Starring Dustin Hoffman, John Voight and Sylvia Miles
Screenplay by Waldo Salt based upon the novel by James Leo Herlihy
Directed by John Schlesinger
Production year 1969
Running time 113 minutes
Still the only X-rated film to have won the Academy Award for Best Picture this iconic tale of two drifters in late 60s New York was the American debut of British director John Schlesinger. Schlesinger made his name with two gritty Northern dramas in the early 1960s - a Kind Of Loving and Billy Liar. He followed these with Darling, set in 'Swinging London', and Far From The Madding Crowd, a lavish adaptation of Thomas Hardy. After Midnight Cowboy his cinema career was somewhat patchy and largely based in the US - with the outstanding thriller Marathon Man being a high point in 1976. He continued to work in Britain on TV projects such as the 1983 Guy Burgess spy drama An Englishman Abroad as well as numerous theatre and opera productions.
The screenwriter of Midnight Cowboy was Waldo Salt - one of the writers notoriously
blacklisted by Hollywood in the 1950s during the Communist witch hunts.

JOB:
Please output the Midnight Cowboy passage above in full, word for word. You won't need the records.

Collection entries
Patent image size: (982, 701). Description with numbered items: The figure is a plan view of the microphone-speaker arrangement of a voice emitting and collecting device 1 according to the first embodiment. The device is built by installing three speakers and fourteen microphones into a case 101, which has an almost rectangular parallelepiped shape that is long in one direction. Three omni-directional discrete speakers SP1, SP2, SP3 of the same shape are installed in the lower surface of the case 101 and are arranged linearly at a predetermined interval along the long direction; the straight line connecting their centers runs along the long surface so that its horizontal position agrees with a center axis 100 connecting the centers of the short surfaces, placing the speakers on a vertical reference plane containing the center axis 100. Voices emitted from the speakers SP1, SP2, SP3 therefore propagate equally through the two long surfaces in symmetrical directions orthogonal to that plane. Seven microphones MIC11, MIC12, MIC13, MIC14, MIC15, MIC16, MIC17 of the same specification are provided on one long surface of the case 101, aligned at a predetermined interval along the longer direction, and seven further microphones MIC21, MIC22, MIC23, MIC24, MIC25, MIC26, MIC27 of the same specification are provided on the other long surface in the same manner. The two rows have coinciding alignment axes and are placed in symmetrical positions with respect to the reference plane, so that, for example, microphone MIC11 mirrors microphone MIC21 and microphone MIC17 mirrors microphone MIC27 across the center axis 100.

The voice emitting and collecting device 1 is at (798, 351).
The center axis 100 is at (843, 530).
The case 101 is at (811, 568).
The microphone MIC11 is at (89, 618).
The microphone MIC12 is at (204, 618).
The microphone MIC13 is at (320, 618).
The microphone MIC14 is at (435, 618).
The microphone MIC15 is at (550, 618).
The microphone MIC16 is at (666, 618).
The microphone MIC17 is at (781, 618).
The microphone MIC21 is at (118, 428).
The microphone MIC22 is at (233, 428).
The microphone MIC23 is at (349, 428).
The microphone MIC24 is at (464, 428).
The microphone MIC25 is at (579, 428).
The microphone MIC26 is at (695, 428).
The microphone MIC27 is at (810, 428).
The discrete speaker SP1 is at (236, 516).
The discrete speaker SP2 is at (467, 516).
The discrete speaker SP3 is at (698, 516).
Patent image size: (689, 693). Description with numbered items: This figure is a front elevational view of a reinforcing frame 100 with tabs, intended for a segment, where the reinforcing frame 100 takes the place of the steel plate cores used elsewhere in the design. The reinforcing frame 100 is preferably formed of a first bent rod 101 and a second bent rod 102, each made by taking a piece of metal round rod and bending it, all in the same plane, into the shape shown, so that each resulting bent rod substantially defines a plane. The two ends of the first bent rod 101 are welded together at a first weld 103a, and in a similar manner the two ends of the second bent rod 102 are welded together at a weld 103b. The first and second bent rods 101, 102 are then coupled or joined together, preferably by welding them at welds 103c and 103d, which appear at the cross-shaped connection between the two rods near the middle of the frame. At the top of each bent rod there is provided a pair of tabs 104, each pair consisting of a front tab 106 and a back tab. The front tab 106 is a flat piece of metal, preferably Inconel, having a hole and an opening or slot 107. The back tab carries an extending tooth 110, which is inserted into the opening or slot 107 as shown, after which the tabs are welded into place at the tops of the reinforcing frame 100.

REPLY TO THE EXERCISE:
Starring Dustin Hoffman, John Voight and Sylvia Miles
Screenplay by Waldo Salt based upon the novel by James Leo Herlihy
Directed by John Schlesinger
Production year 1969
Running time 113 minutes
Still the only X-rated film to have won the Academy Award for Best Picture this iconic tale of two drifters in late 60s New York was the American debut of British director John Schlesinger. Schlesinger made his name with two gritty Northern dramas in the early 1960s - a Kind Of Loving and Billy Liar. He followed these with Darling, set in 'Swinging London', and Far From The Madding Crowd, a lavish adaptation of Thomas Hardy. After Midnight Cowboy his cinema career was somewhat patchy and largely based in the US - with the outstanding thriller Marathon Man being a high point in 1976. He continued to work in Britain on TV projects such as the 1983 Guy Burgess spy drama An Englishman Abroad as well as numerous theatre and opera productions.
The screenwriter of Midnight Cowboy was Waldo Salt - one of the writers notoriously
blacklisted by Hollywood in the 1950s during the Communist witch hunts.